WHAT IS NEEDED ▸ Set down each line of the material that follows, exactly, with no pictures.

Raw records
-*-

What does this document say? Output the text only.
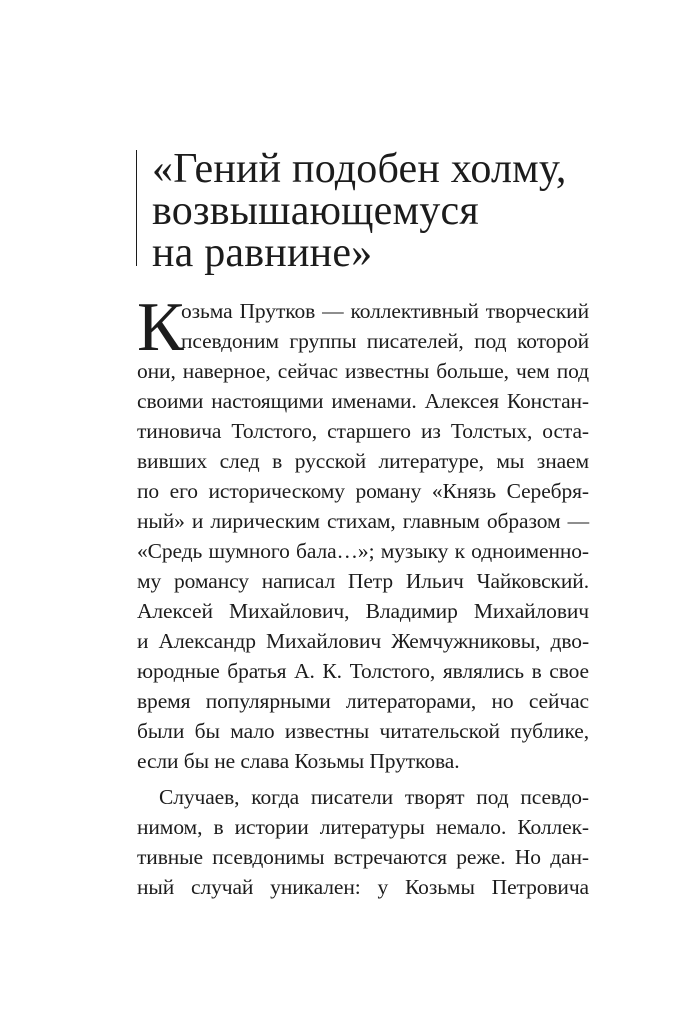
«Гений подобен холму,
возвышающемуся
на равнине»
К
озьма Прутков — коллективный творческий
псевдоним группы писателей, под которой
они, наверное, сейчас известны больше, чем под
своими настоящими именами. Алексея Констан-
тиновича Толстого, старшего из Толстых, оста-
вивших след в русской литературе, мы знаем
по его историческому роману «Князь Серебря-
ный» и лирическим стихам, главным образом —
«Средь шумного бала…»; музыку к одноименно-
му романсу написал Петр Ильич Чайковский.
Алексей Михайлович, Владимир Михайлович
и Александр Михайлович Жемчужниковы, дво-
юродные братья А. К. Толстого, являлись в свое
время популярными литераторами, но сейчас
были бы мало известны читательской публике,
если бы не слава Козьмы Пруткова.
Случаев, когда писатели творят под псевдо-
нимом, в истории литературы немало. Коллек-
тивные псевдонимы встречаются реже. Но дан-
ный случай уникален: у Козьмы Петровича
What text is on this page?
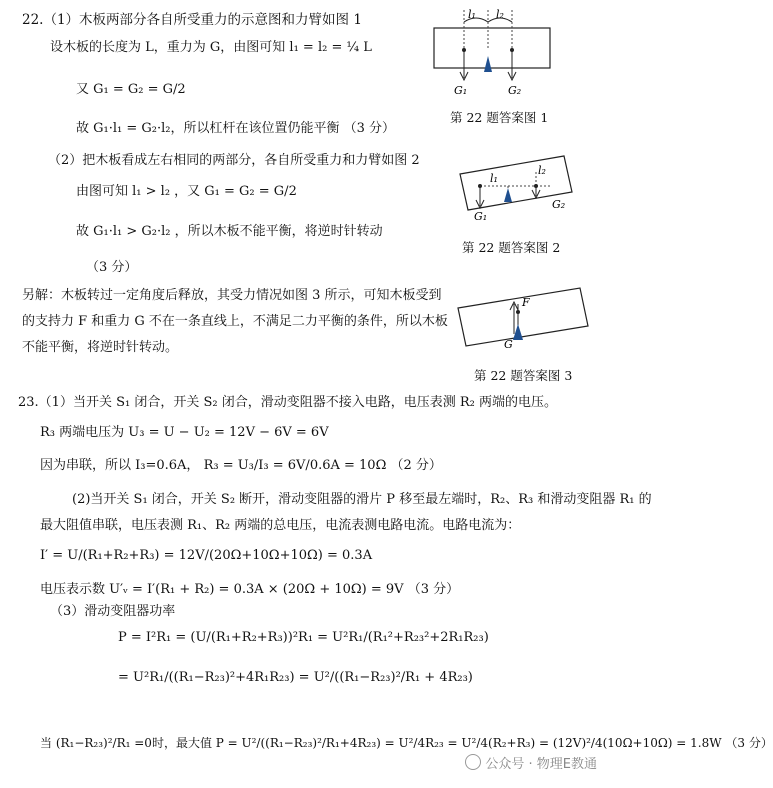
22.（1）木板两部分各自所受重力的示意图和力臂如图 1
设木板的长度为 L，重力为 G，由图可知 l₁ = l₂ = ¼ L
又 G₁ = G₂ = G/2
故 G₁·l₁ = G₂·l₂，所以杠杆在该位置仍能平衡 （3 分）
（2）把木板看成左右相同的两部分，各自所受重力和力臂如图 2
由图可知 l₁ > l₂ ，又 G₁ = G₂ = G/2
故 G₁·l₁ > G₂·l₂ ，所以木板不能平衡，将逆时针转动
（3 分）
另解：木板转过一定角度后释放，其受力情况如图 3 所示，可知木板受到
的支持力 F 和重力 G 不在一条直线上，不满足二力平衡的条件，所以木板
不能平衡，将逆时针转动。
l₁ l₂
G₁	G₂
第 22 题答案图 1
l₁
l₂
G₁
G₂
第 22 题答案图 2
F
G
第 22 题答案图 3
23.（1）当开关 S₁ 闭合，开关 S₂ 闭合，滑动变阻器不接入电路，电压表测 R₂ 两端的电压。
R₃ 两端电压为 U₃ = U − U₂ = 12V − 6V = 6V
因为串联，所以 I₃=0.6A， R₃ = U₃/I₃ = 6V/0.6A = 10Ω （2 分）
(2)当开关 S₁ 闭合，开关 S₂ 断开，滑动变阻器的滑片 P 移至最左端时，R₂、R₃ 和滑动变阻器 R₁ 的
最大阻值串联，电压表测 R₁、R₂ 两端的总电压，电流表测电路电流。电路电流为：
I′ = U/(R₁+R₂+R₃) = 12V/(20Ω+10Ω+10Ω) = 0.3A
电压表示数 U′ᵥ = I′(R₁ + R₂) = 0.3A × (20Ω + 10Ω) = 9V （3 分）
（3）滑动变阻器功率
P = I²R₁ = (U/(R₁+R₂+R₃))²R₁ = U²R₁/(R₁²+R₂₃²+2R₁R₂₃)
= U²R₁/((R₁−R₂₃)²+4R₁R₂₃) = U²/((R₁−R₂₃)²/R₁ + 4R₂₃)
当 (R₁−R₂₃)²/R₁ =0时，最大值 P = U²/((R₁−R₂₃)²/R₁+4R₂₃) = U²/4R₂₃ = U²/4(R₂+R₃) = (12V)²/4(10Ω+10Ω) = 1.8W （3 分）
公众号 · 物理E教通
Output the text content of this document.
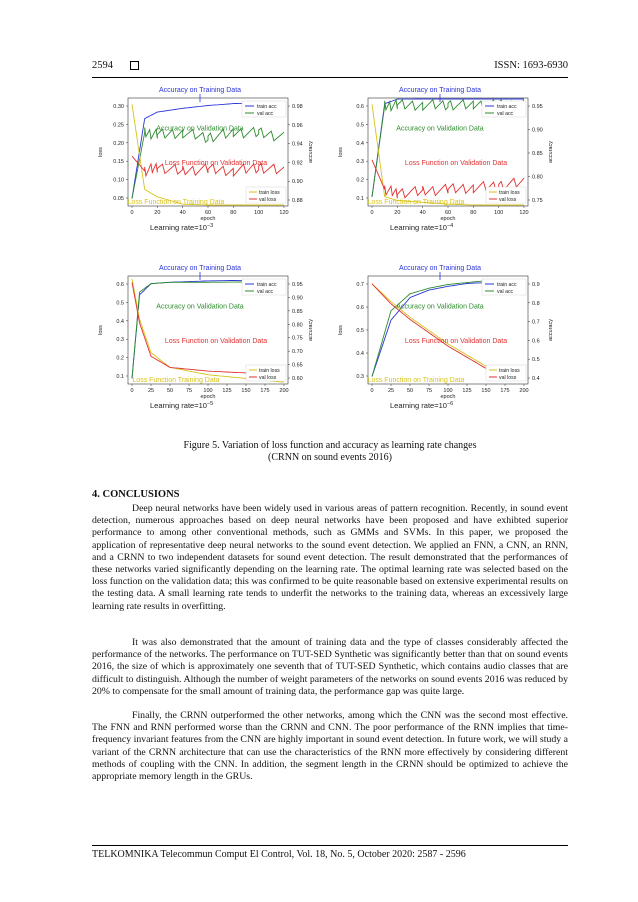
2594	ISSN: 1693-6930
0	20	40	60	80	100	120
0.05
0.10
0.15
0.20
0.25
0.30
0.88
0.90
0.92
0.94
0.96
0.98
epoch
loss	accuracy
train acc
val acc
train loss
val loss
Accuracy on Training Data
Accuracy on Validation Data
Loss Function on Validation Data
Loss Function on Training Data
Learning $rate=10^{-3}$
0	20	40	60	80	100	120
0.1
0.2
0.3
0.4
0.5
0.6
0.75
0.80
0.85
0.90
0.95
epoch
loss	accuracy
train acc
val acc
train loss
val loss
Accuracy on Training Data
Accuracy on Validation Data
Loss Function on Validation Data
Loss Function on Training Data
Learning $rate=10^{-4}$
0	25 50 75 100 125 150 175 200
0.1
0.2
0.3
0.4
0.5
0.6
0.60
0.65
0.70
0.75
0.80
0.85
0.90
0.95
epoch
loss	accuracy
train acc
val acc
train loss
val loss
Accuracy on Training Data
Accuracy on Validation Data
Loss Function on Validation Data
Loss Function Training Data
Learning $rate=10^{-5}$
0	25 50 75 100 125 150 175 200
0.3
0.4
0.5
0.6
0.7
0.4
0.5
0.6
0.7
0.8
0.9
epoch
loss	accuracy
train acc
val acc
train loss
val loss
Accuracy on Training Data
Accuracy on Validation Data
Loss Function on Validation Data
Loss Function on Training Data
Learning $rate=10^{-6}$
Figure 5. Variation of loss function and accuracy as learning rate changes
(CRNN on sound events 2016)
4. CONCLUSIONS

Deep neural networks have been widely used in various areas of pattern recognition. Recently, in sound event detection, numerous approaches based on deep neural networks have been proposed and have exhibted superior performance to among other conventional methods, such as GMMs and SVMs. In this paper, we proposed the application of representative deep neural networks to the sound event detection. We applied an FNN, a CNN, an RNN, and a CRNN to two independent datasets for sound event detection. The result demonstrated that the performances of these networks varied significantly depending on the learning rate. The optimal learning rate was selected based on the loss function on the validation data; this was confirmed to be quite reasonable based on extensive experimental results on the testing data. A small learning rate tends to underfit the networks to the training data, whereas an excessively large learning rate results in overfitting.

It was also demonstrated that the amount of training data and the type of classes considerably affected the performance of the networks. The performance on TUT-SED Synthetic was significantly better than that on sound events 2016, the size of which is approximately one seventh that of TUT-SED Synthetic, which contains audio classes that are difficult to distinguish. Although the number of weight parameters of the networks on sound events 2016 was reduced by 20% to compensate for the small amount of training data, the performance gap was quite large.

Finally, the CRNN outperformed the other networks, among which the CNN was the second most effective. The FNN and RNN performed worse than the CRNN and CNN. The poor performance of the RNN implies that time-frequency invariant features from the CNN are highly important in sound event detection. In future work, we will study a variant of the CRNN architecture that can use the characteristics of the RNN more effectively by considering different methods of coupling with the CNN. In addition, the segment length in the CRNN should be optimized to achieve the appropriate memory length in the GRUs.

TELKOMNIKA Telecommun Comput El Control, Vol. 18, No. 5, October 2020: 2587 - 2596
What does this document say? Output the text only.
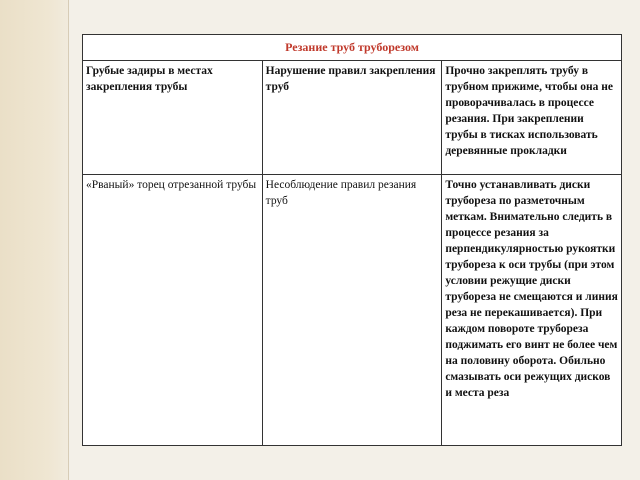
Резание труб труборезом		
Грубые задиры в местах закрепления трубы	Нарушение правил закрепления труб	Прочно закреплять трубу в трубном прижиме, чтобы она не проворачивалась в процессе резания. При закреплении трубы в тисках использовать деревянные прокладки
«Рваный» торец отрезанной трубы	Несоблюдение правил резания труб	Точно устанавливать диски трубореза по разметочным меткам. Внимательно следить в процессе резания за перпендикулярностью рукоятки трубореза к оси трубы (при этом условии режущие диски трубореза не смещаются и линия реза не перекашивается). При каждом повороте трубореза поджимать его винт не более чем на половину оборота. Обильно смазывать оси режущих дисков и места реза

-*-

EXERCISE RESPONSE ▸
What does this document say? Output the text only.
«Гений подобен холму,
возвышающемуся
на равнине»
К
озьма Прутков — коллективный творческий
псевдоним группы писателей, под которой
они, наверное, сейчас известны больше, чем под
своими настоящими именами. Алексея Констан-
тиновича Толстого, старшего из Толстых, оста-
вивших след в русской литературе, мы знаем
по его историческому роману «Князь Серебря-
ный» и лирическим стихам, главным образом —
«Средь шумного бала…»; музыку к одноименно-
му романсу написал Петр Ильич Чайковский.
Алексей Михайлович, Владимир Михайлович
и Александр Михайлович Жемчужниковы, дво-
юродные братья А. К. Толстого, являлись в свое
время популярными литераторами, но сейчас
были бы мало известны читательской публике,
если бы не слава Козьмы Пруткова.
Случаев, когда писатели творят под псевдо-
нимом, в истории литературы немало. Коллек-
тивные псевдонимы встречаются реже. Но дан-
ный случай уникален: у Козьмы Петровича
What text is on this page?
22.（1）木板两部分各自所受重力的示意图和力臂如图 1
设木板的长度为 L，重力为 G，由图可知 l₁ = l₂ = ¼ L
又 G₁ = G₂ = G/2
故 G₁·l₁ = G₂·l₂，所以杠杆在该位置仍能平衡 （3 分）
（2）把木板看成左右相同的两部分，各自所受重力和力臂如图 2
由图可知 l₁ > l₂ ，又 G₁ = G₂ = G/2
故 G₁·l₁ > G₂·l₂ ，所以木板不能平衡，将逆时针转动
（3 分）
另解：木板转过一定角度后释放，其受力情况如图 3 所示，可知木板受到
的支持力 F 和重力 G 不在一条直线上，不满足二力平衡的条件，所以木板
不能平衡，将逆时针转动。
l₁ l₂
G₁	G₂
第 22 题答案图 1
l₁
l₂
G₁
G₂
第 22 题答案图 2
F
G
第 22 题答案图 3
23.（1）当开关 S₁ 闭合，开关 S₂ 闭合，滑动变阻器不接入电路，电压表测 R₂ 两端的电压。
R₃ 两端电压为 U₃ = U − U₂ = 12V − 6V = 6V
因为串联，所以 I₃=0.6A， R₃ = U₃/I₃ = 6V/0.6A = 10Ω （2 分）
(2)当开关 S₁ 闭合，开关 S₂ 断开，滑动变阻器的滑片 P 移至最左端时，R₂、R₃ 和滑动变阻器 R₁ 的
最大阻值串联，电压表测 R₁、R₂ 两端的总电压，电流表测电路电流。电路电流为：
I′ = U/(R₁+R₂+R₃) = 12V/(20Ω+10Ω+10Ω) = 0.3A
电压表示数 U′ᵥ = I′(R₁ + R₂) = 0.3A × (20Ω + 10Ω) = 9V （3 分）
（3）滑动变阻器功率
P = I²R₁ = (U/(R₁+R₂+R₃))²R₁ = U²R₁/(R₁²+R₂₃²+2R₁R₂₃)
= U²R₁/((R₁−R₂₃)²+4R₁R₂₃) = U²/((R₁−R₂₃)²/R₁ + 4R₂₃)
当 (R₁−R₂₃)²/R₁ =0时，最大值 P = U²/((R₁−R₂₃)²/R₁+4R₂₃) = U²/4R₂₃ = U²/4(R₂+R₃) = (12V)²/4(10Ω+10Ω) = 1.8W （3 分）
公众号 · 物理E教通
Output the text content of this document.
2594	ISSN: 1693-6930
0	20	40	60	80	100	120
0.05
0.10
0.15
0.20
0.25
0.30
0.88
0.90
0.92
0.94
0.96
0.98
epoch
loss	accuracy
train acc
val acc
train loss
val loss
Accuracy on Training Data
Accuracy on Validation Data
Loss Function on Validation Data
Loss Function on Training Data
Learning $rate=10^{-3}$
0	20	40	60	80	100	120
0.1
0.2
0.3
0.4
0.5
0.6
0.75
0.80
0.85
0.90
0.95
epoch
loss	accuracy
train acc
val acc
train loss
val loss
Accuracy on Training Data
Accuracy on Validation Data
Loss Function on Validation Data
Loss Function on Training Data
Learning $rate=10^{-4}$
0	25 50 75 100 125 150 175 200
0.1
0.2
0.3
0.4
0.5
0.6
0.60
0.65
0.70
0.75
0.80
0.85
0.90
0.95
epoch
loss	accuracy
train acc
val acc
train loss
val loss
Accuracy on Training Data
Accuracy on Validation Data
Loss Function on Validation Data
Loss Function Training Data
Learning $rate=10^{-5}$
0	25 50 75 100 125 150 175 200
0.3
0.4
0.5
0.6
0.7
0.4
0.5
0.6
0.7
0.8
0.9
epoch
loss	accuracy
train acc
val acc
train loss
val loss
Accuracy on Training Data
Accuracy on Validation Data
Loss Function on Validation Data
Loss Function on Training Data
Learning $rate=10^{-6}$
Figure 5. Variation of loss function and accuracy as learning rate changes
(CRNN on sound events 2016)
4. CONCLUSIONS

Deep neural networks have been widely used in various areas of pattern recognition. Recently, in sound event detection, numerous approaches based on deep neural networks have been proposed and have exhibted superior performance to among other conventional methods, such as GMMs and SVMs. In this paper, we proposed the application of representative deep neural networks to the sound event detection. We applied an FNN, a CNN, an RNN, and a CRNN to two independent datasets for sound event detection. The result demonstrated that the performances of these networks varied significantly depending on the learning rate. The optimal learning rate was selected based on the loss function on the validation data; this was confirmed to be quite reasonable based on extensive experimental results on the testing data. A small learning rate tends to underfit the networks to the training data, whereas an excessively large learning rate results in overfitting.

It was also demonstrated that the amount of training data and the type of classes considerably affected the performance of the networks. The performance on TUT-SED Synthetic was significantly better than that on sound events 2016, the size of which is approximately one seventh that of TUT-SED Synthetic, which contains audio classes that are difficult to distinguish. Although the number of weight parameters of the networks on sound events 2016 was reduced by 20% to compensate for the small amount of training data, the performance gap was quite large.

Finally, the CRNN outperformed the other networks, among which the CNN was the second most effective. The FNN and RNN performed worse than the CRNN and CNN. The poor performance of the RNN implies that time-frequency invariant features from the CNN are highly important in sound event detection. In future work, we will study a variant of the CRNN architecture that can use the characteristics of the RNN more effectively by considering different methods of coupling with the CNN. In addition, the segment length in the CRNN should be optimized to achieve the appropriate memory length in the GRUs.

TELKOMNIKA Telecommun Comput El Control, Vol. 18, No. 5, October 2020: 2587 - 2596
What does this document say? Output the text only.
Резание труб труборезом		
Грубые задиры в местах закрепления трубы	Нарушение правил закрепления труб	Прочно закреплять трубу в трубном прижиме, чтобы она не проворачивалась в процессе резания. При закреплении трубы в тисках использовать деревянные прокладки
«Рваный» торец отрезанной трубы	Несоблюдение правил резания труб	Точно устанавливать диски трубореза по разметочным меткам. Внимательно следить в процессе резания за перпендикулярностью рукоятки трубореза к оси трубы (при этом условии режущие диски трубореза не смещаются и линия реза не перекашивается). При каждом повороте трубореза поджимать его винт не более чем на половину оборота. Обильно смазывать оси режущих дисков и места реза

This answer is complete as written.